• DESCRIPTION OF THE TASK
Identify each line below that contains the word "kemia", and copy it out.

::: DATA EXTRACT

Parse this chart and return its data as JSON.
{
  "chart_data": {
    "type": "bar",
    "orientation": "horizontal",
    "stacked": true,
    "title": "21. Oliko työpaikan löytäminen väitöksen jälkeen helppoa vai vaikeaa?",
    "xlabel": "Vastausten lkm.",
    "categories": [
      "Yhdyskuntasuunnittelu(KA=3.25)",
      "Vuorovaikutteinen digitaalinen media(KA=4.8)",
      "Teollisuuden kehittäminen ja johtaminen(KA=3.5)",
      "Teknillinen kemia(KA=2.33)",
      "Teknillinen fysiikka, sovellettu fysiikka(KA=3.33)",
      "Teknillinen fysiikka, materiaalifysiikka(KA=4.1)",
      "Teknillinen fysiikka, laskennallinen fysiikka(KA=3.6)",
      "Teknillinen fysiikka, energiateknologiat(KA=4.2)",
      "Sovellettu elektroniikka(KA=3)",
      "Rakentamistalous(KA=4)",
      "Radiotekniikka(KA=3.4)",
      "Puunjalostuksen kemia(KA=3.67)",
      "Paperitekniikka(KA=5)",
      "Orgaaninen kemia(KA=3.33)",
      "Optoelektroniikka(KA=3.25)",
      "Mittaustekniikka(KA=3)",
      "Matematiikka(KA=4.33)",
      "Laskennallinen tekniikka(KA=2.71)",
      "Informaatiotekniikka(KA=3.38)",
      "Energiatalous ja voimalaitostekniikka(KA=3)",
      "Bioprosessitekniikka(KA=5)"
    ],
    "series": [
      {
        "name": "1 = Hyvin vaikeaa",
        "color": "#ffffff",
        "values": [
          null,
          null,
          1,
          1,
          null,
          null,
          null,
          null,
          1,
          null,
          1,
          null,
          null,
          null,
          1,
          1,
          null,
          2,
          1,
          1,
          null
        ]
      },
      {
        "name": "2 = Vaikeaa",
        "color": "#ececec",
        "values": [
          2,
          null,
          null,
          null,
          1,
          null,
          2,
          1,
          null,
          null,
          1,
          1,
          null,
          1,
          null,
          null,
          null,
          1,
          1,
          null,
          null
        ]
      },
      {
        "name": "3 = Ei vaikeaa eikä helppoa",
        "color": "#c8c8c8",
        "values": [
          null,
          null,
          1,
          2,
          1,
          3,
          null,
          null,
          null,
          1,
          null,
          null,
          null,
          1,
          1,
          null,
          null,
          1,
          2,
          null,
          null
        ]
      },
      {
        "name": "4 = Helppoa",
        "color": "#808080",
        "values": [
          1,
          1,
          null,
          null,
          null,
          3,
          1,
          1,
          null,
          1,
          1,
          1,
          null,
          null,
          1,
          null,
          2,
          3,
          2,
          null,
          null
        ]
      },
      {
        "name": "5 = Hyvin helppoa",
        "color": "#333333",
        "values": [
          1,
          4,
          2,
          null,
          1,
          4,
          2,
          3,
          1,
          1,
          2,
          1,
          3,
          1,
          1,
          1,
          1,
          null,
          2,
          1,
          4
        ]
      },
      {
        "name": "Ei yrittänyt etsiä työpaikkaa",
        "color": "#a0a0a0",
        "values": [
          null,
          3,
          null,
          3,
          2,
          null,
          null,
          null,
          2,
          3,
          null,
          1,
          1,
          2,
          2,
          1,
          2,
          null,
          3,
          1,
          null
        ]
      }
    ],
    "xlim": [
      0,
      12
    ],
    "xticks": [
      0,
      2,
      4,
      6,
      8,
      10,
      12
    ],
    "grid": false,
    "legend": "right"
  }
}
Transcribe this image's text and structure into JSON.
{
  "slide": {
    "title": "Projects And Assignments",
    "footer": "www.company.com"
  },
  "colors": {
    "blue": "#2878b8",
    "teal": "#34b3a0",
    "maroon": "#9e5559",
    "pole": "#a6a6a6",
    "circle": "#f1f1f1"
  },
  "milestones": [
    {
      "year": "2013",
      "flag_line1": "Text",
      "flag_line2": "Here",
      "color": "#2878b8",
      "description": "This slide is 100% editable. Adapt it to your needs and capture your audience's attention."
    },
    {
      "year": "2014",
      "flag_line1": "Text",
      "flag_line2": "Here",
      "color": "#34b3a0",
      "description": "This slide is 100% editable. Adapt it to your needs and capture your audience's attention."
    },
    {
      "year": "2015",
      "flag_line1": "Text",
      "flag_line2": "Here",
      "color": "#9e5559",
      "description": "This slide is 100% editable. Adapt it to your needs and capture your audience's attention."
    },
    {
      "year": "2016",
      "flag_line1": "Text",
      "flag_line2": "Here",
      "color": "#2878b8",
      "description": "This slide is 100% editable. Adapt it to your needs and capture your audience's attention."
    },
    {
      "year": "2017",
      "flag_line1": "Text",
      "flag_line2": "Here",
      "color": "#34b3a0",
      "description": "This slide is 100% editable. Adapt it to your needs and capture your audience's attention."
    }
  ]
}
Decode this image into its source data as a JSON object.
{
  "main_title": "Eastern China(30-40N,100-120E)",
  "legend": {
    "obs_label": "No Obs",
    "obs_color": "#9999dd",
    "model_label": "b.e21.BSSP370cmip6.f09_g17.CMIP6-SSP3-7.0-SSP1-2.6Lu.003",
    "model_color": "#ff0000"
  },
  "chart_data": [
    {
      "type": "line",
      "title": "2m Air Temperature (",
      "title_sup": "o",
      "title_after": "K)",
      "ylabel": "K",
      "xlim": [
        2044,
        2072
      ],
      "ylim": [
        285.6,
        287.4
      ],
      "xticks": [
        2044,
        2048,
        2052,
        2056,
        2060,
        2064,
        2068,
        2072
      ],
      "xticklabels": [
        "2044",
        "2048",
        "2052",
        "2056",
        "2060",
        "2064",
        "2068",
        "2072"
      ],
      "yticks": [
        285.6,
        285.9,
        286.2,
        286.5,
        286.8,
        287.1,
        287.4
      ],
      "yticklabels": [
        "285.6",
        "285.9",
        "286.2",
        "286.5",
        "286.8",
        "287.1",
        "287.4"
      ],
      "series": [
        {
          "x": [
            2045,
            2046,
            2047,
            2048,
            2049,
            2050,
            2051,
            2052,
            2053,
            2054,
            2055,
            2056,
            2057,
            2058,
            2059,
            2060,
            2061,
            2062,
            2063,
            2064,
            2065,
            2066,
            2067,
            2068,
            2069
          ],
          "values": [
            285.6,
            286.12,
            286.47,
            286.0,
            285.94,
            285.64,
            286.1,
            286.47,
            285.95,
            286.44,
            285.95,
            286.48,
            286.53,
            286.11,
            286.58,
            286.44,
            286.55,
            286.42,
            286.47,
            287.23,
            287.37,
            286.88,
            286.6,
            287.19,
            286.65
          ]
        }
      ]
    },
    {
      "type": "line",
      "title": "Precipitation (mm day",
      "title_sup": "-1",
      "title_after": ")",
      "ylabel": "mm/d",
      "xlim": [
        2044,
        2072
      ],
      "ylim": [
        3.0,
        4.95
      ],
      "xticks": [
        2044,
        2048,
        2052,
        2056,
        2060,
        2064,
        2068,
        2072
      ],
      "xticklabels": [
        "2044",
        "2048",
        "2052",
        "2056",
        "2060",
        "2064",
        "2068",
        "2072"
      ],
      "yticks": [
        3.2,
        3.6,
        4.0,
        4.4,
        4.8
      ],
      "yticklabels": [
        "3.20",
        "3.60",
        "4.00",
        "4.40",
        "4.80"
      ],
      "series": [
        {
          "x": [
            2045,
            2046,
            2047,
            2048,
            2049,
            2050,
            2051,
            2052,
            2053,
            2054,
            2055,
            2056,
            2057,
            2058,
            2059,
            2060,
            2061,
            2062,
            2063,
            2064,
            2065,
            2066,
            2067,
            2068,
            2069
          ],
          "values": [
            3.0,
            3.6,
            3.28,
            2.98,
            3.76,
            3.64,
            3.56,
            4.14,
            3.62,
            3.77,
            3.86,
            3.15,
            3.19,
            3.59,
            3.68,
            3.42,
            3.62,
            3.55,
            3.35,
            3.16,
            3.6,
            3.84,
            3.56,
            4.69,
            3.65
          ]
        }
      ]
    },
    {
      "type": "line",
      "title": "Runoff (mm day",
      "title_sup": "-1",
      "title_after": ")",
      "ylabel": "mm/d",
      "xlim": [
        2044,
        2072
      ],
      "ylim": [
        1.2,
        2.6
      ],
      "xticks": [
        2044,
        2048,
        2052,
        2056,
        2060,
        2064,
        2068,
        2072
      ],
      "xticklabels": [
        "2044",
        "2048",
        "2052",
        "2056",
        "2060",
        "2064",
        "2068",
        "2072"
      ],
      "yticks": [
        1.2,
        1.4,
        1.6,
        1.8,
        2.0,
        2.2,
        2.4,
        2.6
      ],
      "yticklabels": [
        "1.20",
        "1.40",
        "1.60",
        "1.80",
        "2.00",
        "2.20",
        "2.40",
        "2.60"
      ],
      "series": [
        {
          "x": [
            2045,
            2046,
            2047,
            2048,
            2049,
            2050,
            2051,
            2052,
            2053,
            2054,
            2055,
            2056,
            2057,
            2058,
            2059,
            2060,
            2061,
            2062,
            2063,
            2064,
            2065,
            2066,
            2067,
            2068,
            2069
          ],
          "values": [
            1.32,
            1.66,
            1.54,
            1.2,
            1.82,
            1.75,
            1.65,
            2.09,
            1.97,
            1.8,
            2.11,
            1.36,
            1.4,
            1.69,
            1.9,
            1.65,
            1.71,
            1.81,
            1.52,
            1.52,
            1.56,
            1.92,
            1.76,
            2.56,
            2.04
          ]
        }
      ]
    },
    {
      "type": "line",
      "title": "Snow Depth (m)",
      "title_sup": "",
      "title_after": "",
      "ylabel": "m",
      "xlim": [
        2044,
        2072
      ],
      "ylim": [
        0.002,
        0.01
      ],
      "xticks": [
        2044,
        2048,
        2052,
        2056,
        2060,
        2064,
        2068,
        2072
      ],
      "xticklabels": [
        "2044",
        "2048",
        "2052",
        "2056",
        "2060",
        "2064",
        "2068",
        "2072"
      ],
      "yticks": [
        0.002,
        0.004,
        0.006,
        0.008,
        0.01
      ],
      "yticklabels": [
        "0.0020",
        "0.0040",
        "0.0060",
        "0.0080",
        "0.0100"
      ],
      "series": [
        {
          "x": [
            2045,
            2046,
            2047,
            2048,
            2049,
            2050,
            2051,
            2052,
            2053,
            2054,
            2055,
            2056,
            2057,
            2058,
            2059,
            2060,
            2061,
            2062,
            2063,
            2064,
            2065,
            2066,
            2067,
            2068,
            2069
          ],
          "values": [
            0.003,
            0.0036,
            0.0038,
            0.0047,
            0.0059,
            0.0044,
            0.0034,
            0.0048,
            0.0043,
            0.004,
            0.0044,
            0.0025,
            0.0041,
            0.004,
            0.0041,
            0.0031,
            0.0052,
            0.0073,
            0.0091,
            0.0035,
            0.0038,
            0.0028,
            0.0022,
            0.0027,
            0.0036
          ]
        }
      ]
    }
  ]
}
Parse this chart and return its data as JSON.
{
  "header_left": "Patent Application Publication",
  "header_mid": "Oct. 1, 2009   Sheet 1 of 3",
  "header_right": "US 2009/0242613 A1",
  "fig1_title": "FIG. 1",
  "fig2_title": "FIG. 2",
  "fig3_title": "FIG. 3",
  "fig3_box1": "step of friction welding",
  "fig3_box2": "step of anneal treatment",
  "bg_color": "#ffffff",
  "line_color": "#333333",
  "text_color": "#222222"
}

::::::

• CORRECT RESULT
      "Teknillinen kemia(KA=2.33)",
      "Puunjalostuksen kemia(KA=3.67)",
      "Orgaaninen kemia(KA=3.33)",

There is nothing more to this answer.